All entries below are to be set down again, identical to the source.
[Start of EXTRACTED DATA]
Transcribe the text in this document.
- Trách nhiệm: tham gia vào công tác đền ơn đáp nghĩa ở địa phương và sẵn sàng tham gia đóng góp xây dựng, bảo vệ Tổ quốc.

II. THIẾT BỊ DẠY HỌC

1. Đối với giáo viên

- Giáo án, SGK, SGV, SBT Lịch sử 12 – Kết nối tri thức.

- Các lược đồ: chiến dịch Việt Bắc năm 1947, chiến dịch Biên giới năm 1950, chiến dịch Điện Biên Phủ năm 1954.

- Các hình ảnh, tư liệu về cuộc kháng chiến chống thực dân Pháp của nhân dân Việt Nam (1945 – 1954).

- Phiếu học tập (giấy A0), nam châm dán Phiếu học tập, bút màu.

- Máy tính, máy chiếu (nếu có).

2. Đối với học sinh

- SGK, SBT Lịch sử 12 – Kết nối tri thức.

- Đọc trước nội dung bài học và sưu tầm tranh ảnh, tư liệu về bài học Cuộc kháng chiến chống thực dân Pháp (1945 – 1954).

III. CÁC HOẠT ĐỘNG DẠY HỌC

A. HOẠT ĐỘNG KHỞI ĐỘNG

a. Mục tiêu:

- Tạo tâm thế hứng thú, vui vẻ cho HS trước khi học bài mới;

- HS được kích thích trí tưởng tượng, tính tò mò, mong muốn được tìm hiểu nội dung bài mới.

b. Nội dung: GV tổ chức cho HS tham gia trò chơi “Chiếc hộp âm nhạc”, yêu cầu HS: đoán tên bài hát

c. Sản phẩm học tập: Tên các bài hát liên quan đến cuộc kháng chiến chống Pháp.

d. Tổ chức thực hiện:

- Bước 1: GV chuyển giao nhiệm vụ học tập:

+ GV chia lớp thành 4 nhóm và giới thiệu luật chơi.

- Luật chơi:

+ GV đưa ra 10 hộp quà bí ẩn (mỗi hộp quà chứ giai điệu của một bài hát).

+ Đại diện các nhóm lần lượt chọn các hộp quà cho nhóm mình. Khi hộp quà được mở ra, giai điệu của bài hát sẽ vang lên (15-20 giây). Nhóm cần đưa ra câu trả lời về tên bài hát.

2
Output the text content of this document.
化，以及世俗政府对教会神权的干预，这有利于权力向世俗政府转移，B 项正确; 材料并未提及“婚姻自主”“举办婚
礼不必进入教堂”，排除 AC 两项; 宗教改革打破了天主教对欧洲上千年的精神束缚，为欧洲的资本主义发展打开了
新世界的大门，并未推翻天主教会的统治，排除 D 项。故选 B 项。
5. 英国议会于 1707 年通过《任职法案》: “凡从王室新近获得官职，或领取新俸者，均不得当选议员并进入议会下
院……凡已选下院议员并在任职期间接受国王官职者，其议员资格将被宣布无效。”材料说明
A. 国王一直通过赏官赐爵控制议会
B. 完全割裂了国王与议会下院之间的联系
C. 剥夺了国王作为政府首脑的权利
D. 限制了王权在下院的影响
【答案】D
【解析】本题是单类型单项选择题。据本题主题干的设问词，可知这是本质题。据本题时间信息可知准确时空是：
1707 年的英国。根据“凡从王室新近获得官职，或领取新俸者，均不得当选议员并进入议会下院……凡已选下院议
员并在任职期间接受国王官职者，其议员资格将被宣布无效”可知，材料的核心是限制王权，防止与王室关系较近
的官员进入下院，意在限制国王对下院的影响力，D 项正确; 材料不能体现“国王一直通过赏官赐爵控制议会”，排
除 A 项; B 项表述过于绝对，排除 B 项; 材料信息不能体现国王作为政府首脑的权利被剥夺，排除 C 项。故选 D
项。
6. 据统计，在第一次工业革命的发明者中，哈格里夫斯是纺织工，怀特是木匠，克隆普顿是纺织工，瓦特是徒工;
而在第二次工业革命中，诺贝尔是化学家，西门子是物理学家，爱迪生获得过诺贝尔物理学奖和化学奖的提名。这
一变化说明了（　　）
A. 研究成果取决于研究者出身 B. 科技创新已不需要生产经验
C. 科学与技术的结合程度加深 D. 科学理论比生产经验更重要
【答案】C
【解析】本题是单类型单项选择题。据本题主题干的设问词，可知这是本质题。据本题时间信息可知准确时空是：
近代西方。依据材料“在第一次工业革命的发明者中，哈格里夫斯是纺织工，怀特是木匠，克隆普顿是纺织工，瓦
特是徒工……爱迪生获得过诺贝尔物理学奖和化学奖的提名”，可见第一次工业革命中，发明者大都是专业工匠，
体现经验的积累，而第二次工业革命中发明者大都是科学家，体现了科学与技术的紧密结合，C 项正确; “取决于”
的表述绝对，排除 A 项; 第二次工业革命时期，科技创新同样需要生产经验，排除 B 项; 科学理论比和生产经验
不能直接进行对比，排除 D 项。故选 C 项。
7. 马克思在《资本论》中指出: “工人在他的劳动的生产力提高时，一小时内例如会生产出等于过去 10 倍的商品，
[End of EXTRACTED DATA]
EXPECTED OUTPUT >>
Transcribe the text in this document.
- Trách nhiệm: tham gia vào công tác đền ơn đáp nghĩa ở địa phương và sẵn sàng tham gia đóng góp xây dựng, bảo vệ Tổ quốc.

II. THIẾT BỊ DẠY HỌC

1. Đối với giáo viên

- Giáo án, SGK, SGV, SBT Lịch sử 12 – Kết nối tri thức.

- Các lược đồ: chiến dịch Việt Bắc năm 1947, chiến dịch Biên giới năm 1950, chiến dịch Điện Biên Phủ năm 1954.

- Các hình ảnh, tư liệu về cuộc kháng chiến chống thực dân Pháp của nhân dân Việt Nam (1945 – 1954).

- Phiếu học tập (giấy A0), nam châm dán Phiếu học tập, bút màu.

- Máy tính, máy chiếu (nếu có).

2. Đối với học sinh

- SGK, SBT Lịch sử 12 – Kết nối tri thức.

- Đọc trước nội dung bài học và sưu tầm tranh ảnh, tư liệu về bài học Cuộc kháng chiến chống thực dân Pháp (1945 – 1954).

III. CÁC HOẠT ĐỘNG DẠY HỌC

A. HOẠT ĐỘNG KHỞI ĐỘNG

a. Mục tiêu:

- Tạo tâm thế hứng thú, vui vẻ cho HS trước khi học bài mới;

- HS được kích thích trí tưởng tượng, tính tò mò, mong muốn được tìm hiểu nội dung bài mới.

b. Nội dung: GV tổ chức cho HS tham gia trò chơi “Chiếc hộp âm nhạc”, yêu cầu HS: đoán tên bài hát

c. Sản phẩm học tập: Tên các bài hát liên quan đến cuộc kháng chiến chống Pháp.

d. Tổ chức thực hiện:

- Bước 1: GV chuyển giao nhiệm vụ học tập:

+ GV chia lớp thành 4 nhóm và giới thiệu luật chơi.

- Luật chơi:

+ GV đưa ra 10 hộp quà bí ẩn (mỗi hộp quà chứ giai điệu của một bài hát).

+ Đại diện các nhóm lần lượt chọn các hộp quà cho nhóm mình. Khi hộp quà được mở ra, giai điệu của bài hát sẽ vang lên (15-20 giây). Nhóm cần đưa ra câu trả lời về tên bài hát.

2
Output the text content of this document.
化，以及世俗政府对教会神权的干预，这有利于权力向世俗政府转移，B 项正确; 材料并未提及“婚姻自主”“举办婚
礼不必进入教堂”，排除 AC 两项; 宗教改革打破了天主教对欧洲上千年的精神束缚，为欧洲的资本主义发展打开了
新世界的大门，并未推翻天主教会的统治，排除 D 项。故选 B 项。
5. 英国议会于 1707 年通过《任职法案》: “凡从王室新近获得官职，或领取新俸者，均不得当选议员并进入议会下
院……凡已选下院议员并在任职期间接受国王官职者，其议员资格将被宣布无效。”材料说明
A. 国王一直通过赏官赐爵控制议会
B. 完全割裂了国王与议会下院之间的联系
C. 剥夺了国王作为政府首脑的权利
D. 限制了王权在下院的影响
【答案】D
【解析】本题是单类型单项选择题。据本题主题干的设问词，可知这是本质题。据本题时间信息可知准确时空是：
1707 年的英国。根据“凡从王室新近获得官职，或领取新俸者，均不得当选议员并进入议会下院……凡已选下院议
员并在任职期间接受国王官职者，其议员资格将被宣布无效”可知，材料的核心是限制王权，防止与王室关系较近
的官员进入下院，意在限制国王对下院的影响力，D 项正确; 材料不能体现“国王一直通过赏官赐爵控制议会”，排
除 A 项; B 项表述过于绝对，排除 B 项; 材料信息不能体现国王作为政府首脑的权利被剥夺，排除 C 项。故选 D
项。
6. 据统计，在第一次工业革命的发明者中，哈格里夫斯是纺织工，怀特是木匠，克隆普顿是纺织工，瓦特是徒工;
而在第二次工业革命中，诺贝尔是化学家，西门子是物理学家，爱迪生获得过诺贝尔物理学奖和化学奖的提名。这
一变化说明了（　　）
A. 研究成果取决于研究者出身 B. 科技创新已不需要生产经验
C. 科学与技术的结合程度加深 D. 科学理论比生产经验更重要
【答案】C
【解析】本题是单类型单项选择题。据本题主题干的设问词，可知这是本质题。据本题时间信息可知准确时空是：
近代西方。依据材料“在第一次工业革命的发明者中，哈格里夫斯是纺织工，怀特是木匠，克隆普顿是纺织工，瓦
特是徒工……爱迪生获得过诺贝尔物理学奖和化学奖的提名”，可见第一次工业革命中，发明者大都是专业工匠，
体现经验的积累，而第二次工业革命中发明者大都是科学家，体现了科学与技术的紧密结合，C 项正确; “取决于”
的表述绝对，排除 A 项; 第二次工业革命时期，科技创新同样需要生产经验，排除 B 项; 科学理论比和生产经验
不能直接进行对比，排除 D 项。故选 C 项。
7. 马克思在《资本论》中指出: “工人在他的劳动的生产力提高时，一小时内例如会生产出等于过去 10 倍的商品，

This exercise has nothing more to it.